Task description: All the data should come back exactly as it was given.

Dataset entries:
· · · · · · ·

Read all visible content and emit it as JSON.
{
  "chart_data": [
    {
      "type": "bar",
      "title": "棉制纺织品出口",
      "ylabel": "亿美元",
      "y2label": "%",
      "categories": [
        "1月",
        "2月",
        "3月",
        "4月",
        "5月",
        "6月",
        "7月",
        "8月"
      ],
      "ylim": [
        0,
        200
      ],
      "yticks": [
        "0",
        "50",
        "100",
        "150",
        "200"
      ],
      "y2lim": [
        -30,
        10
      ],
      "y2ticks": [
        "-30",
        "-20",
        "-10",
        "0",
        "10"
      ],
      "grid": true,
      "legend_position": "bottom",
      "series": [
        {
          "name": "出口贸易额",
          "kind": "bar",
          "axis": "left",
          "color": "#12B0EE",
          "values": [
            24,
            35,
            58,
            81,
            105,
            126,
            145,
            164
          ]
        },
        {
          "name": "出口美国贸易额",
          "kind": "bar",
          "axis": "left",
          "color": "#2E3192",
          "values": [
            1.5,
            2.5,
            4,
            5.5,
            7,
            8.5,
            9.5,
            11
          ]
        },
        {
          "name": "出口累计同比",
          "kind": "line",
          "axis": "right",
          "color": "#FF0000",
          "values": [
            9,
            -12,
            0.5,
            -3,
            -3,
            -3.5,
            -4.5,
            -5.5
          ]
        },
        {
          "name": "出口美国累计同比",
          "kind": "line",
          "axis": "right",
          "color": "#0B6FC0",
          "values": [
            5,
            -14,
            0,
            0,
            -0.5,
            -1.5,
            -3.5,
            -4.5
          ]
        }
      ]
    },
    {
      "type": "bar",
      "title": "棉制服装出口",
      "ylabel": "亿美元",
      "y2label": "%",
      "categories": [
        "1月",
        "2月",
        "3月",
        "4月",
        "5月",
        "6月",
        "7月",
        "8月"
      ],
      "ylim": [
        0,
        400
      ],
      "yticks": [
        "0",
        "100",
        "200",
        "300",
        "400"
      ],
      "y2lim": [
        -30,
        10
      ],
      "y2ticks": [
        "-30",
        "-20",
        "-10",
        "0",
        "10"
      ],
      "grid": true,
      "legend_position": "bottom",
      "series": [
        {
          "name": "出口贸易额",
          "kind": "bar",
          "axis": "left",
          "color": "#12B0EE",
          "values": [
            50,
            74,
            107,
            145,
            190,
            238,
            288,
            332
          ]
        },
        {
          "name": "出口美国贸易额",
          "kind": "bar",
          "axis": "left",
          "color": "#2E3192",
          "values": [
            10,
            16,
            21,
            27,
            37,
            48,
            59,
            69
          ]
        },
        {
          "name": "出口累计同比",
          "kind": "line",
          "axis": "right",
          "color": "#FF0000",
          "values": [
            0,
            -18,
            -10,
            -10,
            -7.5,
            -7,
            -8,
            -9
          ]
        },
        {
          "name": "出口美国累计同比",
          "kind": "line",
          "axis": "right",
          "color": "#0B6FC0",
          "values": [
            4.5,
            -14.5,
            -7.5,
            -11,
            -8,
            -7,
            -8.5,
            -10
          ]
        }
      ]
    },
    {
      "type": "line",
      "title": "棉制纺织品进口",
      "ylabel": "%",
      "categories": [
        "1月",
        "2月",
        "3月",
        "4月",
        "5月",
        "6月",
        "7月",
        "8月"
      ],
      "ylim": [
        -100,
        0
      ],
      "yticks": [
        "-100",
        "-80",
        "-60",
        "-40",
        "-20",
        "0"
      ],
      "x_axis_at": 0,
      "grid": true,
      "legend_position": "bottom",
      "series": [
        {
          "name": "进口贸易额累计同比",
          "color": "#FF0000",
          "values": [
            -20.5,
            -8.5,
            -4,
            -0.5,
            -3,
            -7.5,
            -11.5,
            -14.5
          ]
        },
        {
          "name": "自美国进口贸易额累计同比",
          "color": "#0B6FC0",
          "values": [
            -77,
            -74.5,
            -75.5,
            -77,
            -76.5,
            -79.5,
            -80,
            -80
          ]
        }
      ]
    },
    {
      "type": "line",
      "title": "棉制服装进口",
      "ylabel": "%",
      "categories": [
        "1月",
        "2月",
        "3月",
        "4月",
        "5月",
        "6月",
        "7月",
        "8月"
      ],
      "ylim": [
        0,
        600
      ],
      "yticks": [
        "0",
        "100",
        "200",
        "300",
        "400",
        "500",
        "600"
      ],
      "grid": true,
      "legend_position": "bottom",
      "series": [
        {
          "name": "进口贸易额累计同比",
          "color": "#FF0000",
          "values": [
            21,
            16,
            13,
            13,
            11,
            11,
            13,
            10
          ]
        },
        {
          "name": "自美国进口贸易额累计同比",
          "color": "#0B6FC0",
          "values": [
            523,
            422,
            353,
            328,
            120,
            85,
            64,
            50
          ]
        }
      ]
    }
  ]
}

· · · · · · ·

Response to the exercise:
Read all visible content and emit it as JSON.
{
  "chart_data": [
    {
      "type": "bar",
      "title": "棉制纺织品出口",
      "ylabel": "亿美元",
      "y2label": "%",
      "categories": [
        "1月",
        "2月",
        "3月",
        "4月",
        "5月",
        "6月",
        "7月",
        "8月"
      ],
      "ylim": [
        0,
        200
      ],
      "yticks": [
        "0",
        "50",
        "100",
        "150",
        "200"
      ],
      "y2lim": [
        -30,
        10
      ],
      "y2ticks": [
        "-30",
        "-20",
        "-10",
        "0",
        "10"
      ],
      "grid": true,
      "legend_position": "bottom",
      "series": [
        {
          "name": "出口贸易额",
          "kind": "bar",
          "axis": "left",
          "color": "#12B0EE",
          "values": [
            24,
            35,
            58,
            81,
            105,
            126,
            145,
            164
          ]
        },
        {
          "name": "出口美国贸易额",
          "kind": "bar",
          "axis": "left",
          "color": "#2E3192",
          "values": [
            1.5,
            2.5,
            4,
            5.5,
            7,
            8.5,
            9.5,
            11
          ]
        },
        {
          "name": "出口累计同比",
          "kind": "line",
          "axis": "right",
          "color": "#FF0000",
          "values": [
            9,
            -12,
            0.5,
            -3,
            -3,
            -3.5,
            -4.5,
            -5.5
          ]
        },
        {
          "name": "出口美国累计同比",
          "kind": "line",
          "axis": "right",
          "color": "#0B6FC0",
          "values": [
            5,
            -14,
            0,
            0,
            -0.5,
            -1.5,
            -3.5,
            -4.5
          ]
        }
      ]
    },
    {
      "type": "bar",
      "title": "棉制服装出口",
      "ylabel": "亿美元",
      "y2label": "%",
      "categories": [
        "1月",
        "2月",
        "3月",
        "4月",
        "5月",
        "6月",
        "7月",
        "8月"
      ],
      "ylim": [
        0,
        400
      ],
      "yticks": [
        "0",
        "100",
        "200",
        "300",
        "400"
      ],
      "y2lim": [
        -30,
        10
      ],
      "y2ticks": [
        "-30",
        "-20",
        "-10",
        "0",
        "10"
      ],
      "grid": true,
      "legend_position": "bottom",
      "series": [
        {
          "name": "出口贸易额",
          "kind": "bar",
          "axis": "left",
          "color": "#12B0EE",
          "values": [
            50,
            74,
            107,
            145,
            190,
            238,
            288,
            332
          ]
        },
        {
          "name": "出口美国贸易额",
          "kind": "bar",
          "axis": "left",
          "color": "#2E3192",
          "values": [
            10,
            16,
            21,
            27,
            37,
            48,
            59,
            69
          ]
        },
        {
          "name": "出口累计同比",
          "kind": "line",
          "axis": "right",
          "color": "#FF0000",
          "values": [
            0,
            -18,
            -10,
            -10,
            -7.5,
            -7,
            -8,
            -9
          ]
        },
        {
          "name": "出口美国累计同比",
          "kind": "line",
          "axis": "right",
          "color": "#0B6FC0",
          "values": [
            4.5,
            -14.5,
            -7.5,
            -11,
            -8,
            -7,
            -8.5,
            -10
          ]
        }
      ]
    },
    {
      "type": "line",
      "title": "棉制纺织品进口",
      "ylabel": "%",
      "categories": [
        "1月",
        "2月",
        "3月",
        "4月",
        "5月",
        "6月",
        "7月",
        "8月"
      ],
      "ylim": [
        -100,
        0
      ],
      "yticks": [
        "-100",
        "-80",
        "-60",
        "-40",
        "-20",
        "0"
      ],
      "x_axis_at": 0,
      "grid": true,
      "legend_position": "bottom",
      "series": [
        {
          "name": "进口贸易额累计同比",
          "color": "#FF0000",
          "values": [
            -20.5,
            -8.5,
            -4,
            -0.5,
            -3,
            -7.5,
            -11.5,
            -14.5
          ]
        },
        {
          "name": "自美国进口贸易额累计同比",
          "color": "#0B6FC0",
          "values": [
            -77,
            -74.5,
            -75.5,
            -77,
            -76.5,
            -79.5,
            -80,
            -80
          ]
        }
      ]
    },
    {
      "type": "line",
      "title": "棉制服装进口",
      "ylabel": "%",
      "categories": [
        "1月",
        "2月",
        "3月",
        "4月",
        "5月",
        "6月",
        "7月",
        "8月"
      ],
      "ylim": [
        0,
        600
      ],
      "yticks": [
        "0",
        "100",
        "200",
        "300",
        "400",
        "500",
        "600"
      ],
      "grid": true,
      "legend_position": "bottom",
      "series": [
        {
          "name": "进口贸易额累计同比",
          "color": "#FF0000",
          "values": [
            21,
            16,
            13,
            13,
            11,
            11,
            13,
            10
          ]
        },
        {
          "name": "自美国进口贸易额累计同比",
          "color": "#0B6FC0",
          "values": [
            523,
            422,
            353,
            328,
            120,
            85,
            64,
            50
          ]
        }
      ]
    }
  ]
}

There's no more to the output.